▶ **Task requirements**
Check each line of the listing below for the string "icon", and copy the ones that have it.

▶ **Entries provided**

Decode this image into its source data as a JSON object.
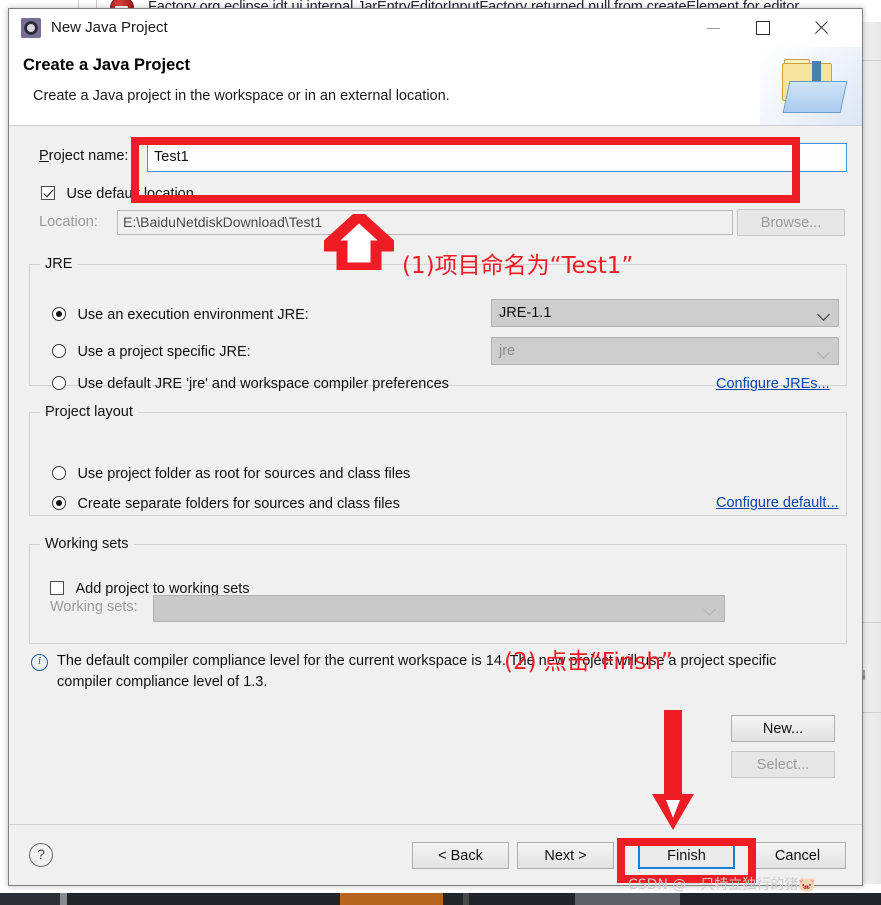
{
  "background": {
    "error_text": "Factory org.eclipse.jdt.ui.internal.JarEntryEditorInputFactory returned null from createElement for editor",
    "error_icon": "error-circle-icon",
    "pin_icon": "pin-icon"
  },
  "window": {
    "title": "New Java Project",
    "app_icon": "eclipse-gear-icon",
    "minimize_label": "Minimize",
    "maximize_label": "Maximize",
    "close_label": "Close"
  },
  "header": {
    "title": "Create a Java Project",
    "subtitle": "Create a Java project in the workspace or in an external location.",
    "banner_icon": "java-project-folder-icon"
  },
  "form": {
    "project_name_label": "Project name:",
    "project_name_value": "Test1",
    "project_name_placeholder": "",
    "use_default_location_label": "Use default location",
    "use_default_location_checked": true,
    "location_label": "Location:",
    "location_value": "E:\\BaiduNetdiskDownload\\Test1",
    "browse_label": "Browse..."
  },
  "jre": {
    "group_label": "JRE",
    "option_exec_env_label": "Use an execution environment JRE:",
    "option_exec_env_selected": true,
    "exec_env_value": "JRE-1.1",
    "option_project_specific_label": "Use a project specific JRE:",
    "option_project_specific_selected": false,
    "project_specific_value": "jre",
    "option_default_label": "Use default JRE 'jre' and workspace compiler preferences",
    "option_default_selected": false,
    "configure_link": "Configure JREs..."
  },
  "layout": {
    "group_label": "Project layout",
    "option_root_label": "Use project folder as root for sources and class files",
    "option_root_selected": false,
    "option_separate_label": "Create separate folders for sources and class files",
    "option_separate_selected": true,
    "configure_link": "Configure default..."
  },
  "working_sets": {
    "group_label": "Working sets",
    "add_project_label": "Add project to working sets",
    "add_project_checked": false,
    "working_sets_label": "Working sets:",
    "working_sets_value": "",
    "new_label": "New...",
    "select_label": "Select..."
  },
  "info": {
    "icon": "info-icon",
    "message": "The default compiler compliance level for the current workspace is 14. The new project will use a project specific compiler compliance level of 1.3."
  },
  "footer": {
    "help_label": "?",
    "back_label": "< Back",
    "next_label": "Next >",
    "finish_label": "Finish",
    "cancel_label": "Cancel"
  },
  "annotations": {
    "accent_color": "#ee1c25",
    "step1_text": "(1)项目命名为“Test1”",
    "step2_text": "(2) 点击“Finsh”",
    "arrow_up_icon": "arrow-up-outline-icon",
    "arrow_down_icon": "arrow-down-solid-icon",
    "watermark": "CSDN @一只特立独行的猪🐷"
  }
}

▶ **Reply to the exercise**
    "error_icon": "error-circle-icon",
    "pin_icon": "pin-icon"
    "app_icon": "eclipse-gear-icon",
    "banner_icon": "java-project-folder-icon"
    "icon": "info-icon",
    "arrow_up_icon": "arrow-up-outline-icon",
    "arrow_down_icon": "arrow-down-solid-icon",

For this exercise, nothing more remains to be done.